(begin)

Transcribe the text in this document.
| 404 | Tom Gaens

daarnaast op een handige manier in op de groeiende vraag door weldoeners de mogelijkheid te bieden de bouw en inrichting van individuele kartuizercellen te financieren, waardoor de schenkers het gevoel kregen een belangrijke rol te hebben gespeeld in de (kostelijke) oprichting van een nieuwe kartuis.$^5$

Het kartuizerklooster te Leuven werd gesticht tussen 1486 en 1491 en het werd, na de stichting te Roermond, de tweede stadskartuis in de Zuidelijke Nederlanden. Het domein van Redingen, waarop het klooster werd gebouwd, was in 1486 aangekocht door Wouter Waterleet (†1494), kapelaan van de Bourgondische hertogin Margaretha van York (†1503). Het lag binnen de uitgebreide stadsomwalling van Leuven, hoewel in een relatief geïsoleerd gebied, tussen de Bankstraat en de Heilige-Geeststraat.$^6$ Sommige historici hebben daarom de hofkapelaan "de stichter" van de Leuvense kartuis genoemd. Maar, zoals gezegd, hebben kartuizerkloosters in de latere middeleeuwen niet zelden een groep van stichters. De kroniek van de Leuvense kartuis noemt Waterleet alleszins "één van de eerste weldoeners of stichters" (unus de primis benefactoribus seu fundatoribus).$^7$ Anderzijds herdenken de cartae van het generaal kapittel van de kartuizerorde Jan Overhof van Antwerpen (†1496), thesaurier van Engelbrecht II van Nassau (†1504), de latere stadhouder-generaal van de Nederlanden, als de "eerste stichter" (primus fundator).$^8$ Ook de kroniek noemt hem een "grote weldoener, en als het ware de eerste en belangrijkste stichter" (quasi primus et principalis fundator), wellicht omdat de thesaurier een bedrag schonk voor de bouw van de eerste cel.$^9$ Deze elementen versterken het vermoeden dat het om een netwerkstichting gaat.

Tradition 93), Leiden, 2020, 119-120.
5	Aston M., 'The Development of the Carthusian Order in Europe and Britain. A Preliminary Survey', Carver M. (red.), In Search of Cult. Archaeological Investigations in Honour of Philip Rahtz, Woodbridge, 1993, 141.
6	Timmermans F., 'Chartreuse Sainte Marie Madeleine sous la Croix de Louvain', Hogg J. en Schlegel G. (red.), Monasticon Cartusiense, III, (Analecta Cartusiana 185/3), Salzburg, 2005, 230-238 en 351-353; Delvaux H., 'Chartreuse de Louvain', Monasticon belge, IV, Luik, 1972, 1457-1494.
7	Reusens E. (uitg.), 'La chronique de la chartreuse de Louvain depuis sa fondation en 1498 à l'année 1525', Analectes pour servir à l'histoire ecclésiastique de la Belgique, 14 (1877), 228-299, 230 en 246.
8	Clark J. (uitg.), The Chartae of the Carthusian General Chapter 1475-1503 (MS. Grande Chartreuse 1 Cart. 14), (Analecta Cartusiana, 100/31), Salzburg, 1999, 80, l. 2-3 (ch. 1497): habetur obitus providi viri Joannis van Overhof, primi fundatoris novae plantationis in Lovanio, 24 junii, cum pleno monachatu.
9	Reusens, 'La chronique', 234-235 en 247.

(end)
(begin)

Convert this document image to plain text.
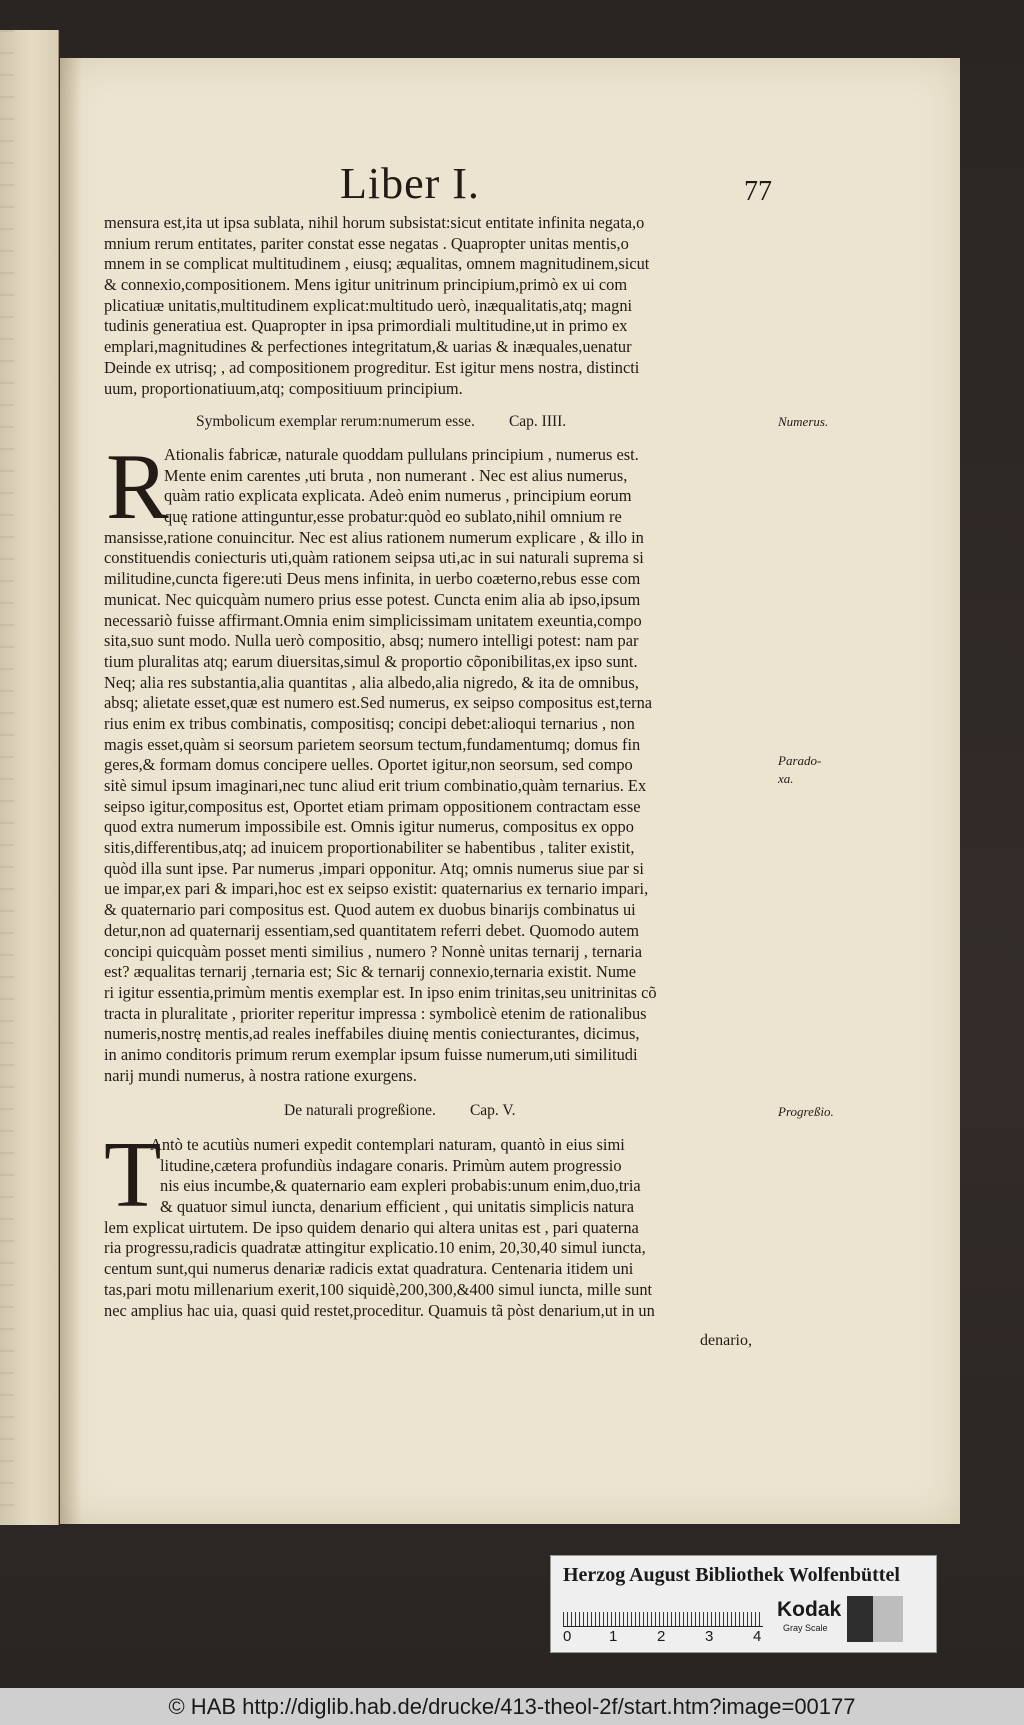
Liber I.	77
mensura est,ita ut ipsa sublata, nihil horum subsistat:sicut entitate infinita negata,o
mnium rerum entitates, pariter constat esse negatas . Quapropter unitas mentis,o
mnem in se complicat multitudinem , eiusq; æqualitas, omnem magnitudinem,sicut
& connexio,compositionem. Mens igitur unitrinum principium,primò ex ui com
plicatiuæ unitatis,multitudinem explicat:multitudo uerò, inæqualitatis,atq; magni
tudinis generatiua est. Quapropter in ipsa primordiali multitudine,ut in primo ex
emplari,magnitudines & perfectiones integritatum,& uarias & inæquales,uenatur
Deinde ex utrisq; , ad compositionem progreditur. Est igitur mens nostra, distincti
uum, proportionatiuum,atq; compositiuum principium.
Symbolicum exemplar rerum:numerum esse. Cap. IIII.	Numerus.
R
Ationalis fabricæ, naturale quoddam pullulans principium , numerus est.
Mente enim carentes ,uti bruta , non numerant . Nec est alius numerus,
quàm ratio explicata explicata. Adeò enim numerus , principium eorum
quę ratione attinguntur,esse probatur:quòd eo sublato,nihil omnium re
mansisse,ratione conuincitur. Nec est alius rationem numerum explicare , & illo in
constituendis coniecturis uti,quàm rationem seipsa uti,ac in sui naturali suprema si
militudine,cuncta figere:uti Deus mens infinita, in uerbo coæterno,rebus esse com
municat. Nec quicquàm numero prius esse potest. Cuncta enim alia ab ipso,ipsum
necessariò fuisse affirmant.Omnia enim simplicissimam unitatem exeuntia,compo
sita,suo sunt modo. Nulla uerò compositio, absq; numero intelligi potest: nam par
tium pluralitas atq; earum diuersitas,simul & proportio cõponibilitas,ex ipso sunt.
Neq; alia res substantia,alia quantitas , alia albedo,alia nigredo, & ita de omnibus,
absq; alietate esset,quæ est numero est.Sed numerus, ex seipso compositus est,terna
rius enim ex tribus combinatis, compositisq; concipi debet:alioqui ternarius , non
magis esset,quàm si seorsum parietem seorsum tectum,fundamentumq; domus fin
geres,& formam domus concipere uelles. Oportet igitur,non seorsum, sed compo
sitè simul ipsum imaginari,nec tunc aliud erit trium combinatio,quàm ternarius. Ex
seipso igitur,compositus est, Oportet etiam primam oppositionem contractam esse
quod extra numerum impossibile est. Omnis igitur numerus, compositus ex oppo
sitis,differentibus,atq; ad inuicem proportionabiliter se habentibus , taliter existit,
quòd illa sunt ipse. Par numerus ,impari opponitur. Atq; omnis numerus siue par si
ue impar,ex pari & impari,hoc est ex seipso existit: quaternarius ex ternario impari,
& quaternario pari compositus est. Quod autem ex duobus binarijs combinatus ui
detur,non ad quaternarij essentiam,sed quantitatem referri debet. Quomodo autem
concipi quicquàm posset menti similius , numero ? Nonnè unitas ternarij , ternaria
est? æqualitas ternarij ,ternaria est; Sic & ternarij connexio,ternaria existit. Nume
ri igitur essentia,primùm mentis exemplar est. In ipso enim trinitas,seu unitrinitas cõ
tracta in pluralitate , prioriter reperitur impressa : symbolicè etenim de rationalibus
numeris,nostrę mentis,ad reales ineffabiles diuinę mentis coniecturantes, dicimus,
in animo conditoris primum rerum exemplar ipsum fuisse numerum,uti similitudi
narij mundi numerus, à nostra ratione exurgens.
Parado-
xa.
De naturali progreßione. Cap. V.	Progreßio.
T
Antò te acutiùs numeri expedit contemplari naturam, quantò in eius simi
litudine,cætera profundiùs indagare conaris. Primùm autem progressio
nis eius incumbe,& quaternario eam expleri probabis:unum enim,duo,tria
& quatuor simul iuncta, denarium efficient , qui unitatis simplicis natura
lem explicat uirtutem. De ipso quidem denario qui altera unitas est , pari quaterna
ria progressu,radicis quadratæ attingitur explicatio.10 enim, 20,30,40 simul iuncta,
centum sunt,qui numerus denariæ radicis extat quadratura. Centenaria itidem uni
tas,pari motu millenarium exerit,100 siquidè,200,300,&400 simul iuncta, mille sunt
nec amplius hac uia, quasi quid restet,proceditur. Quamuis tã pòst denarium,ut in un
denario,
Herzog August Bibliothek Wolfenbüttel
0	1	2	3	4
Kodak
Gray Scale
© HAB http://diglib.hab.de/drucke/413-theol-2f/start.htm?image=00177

(end)

Every line above that contains the word "existit" should be reported.

* _In response_
sitis,differentibus,atq; ad inuicem proportionabiliter se habentibus , taliter existit,
ue impar,ex pari & impari,hoc est ex seipso existit: quaternarius ex ternario impari,
est? æqualitas ternarij ,ternaria est; Sic & ternarij connexio,ternaria existit. Nume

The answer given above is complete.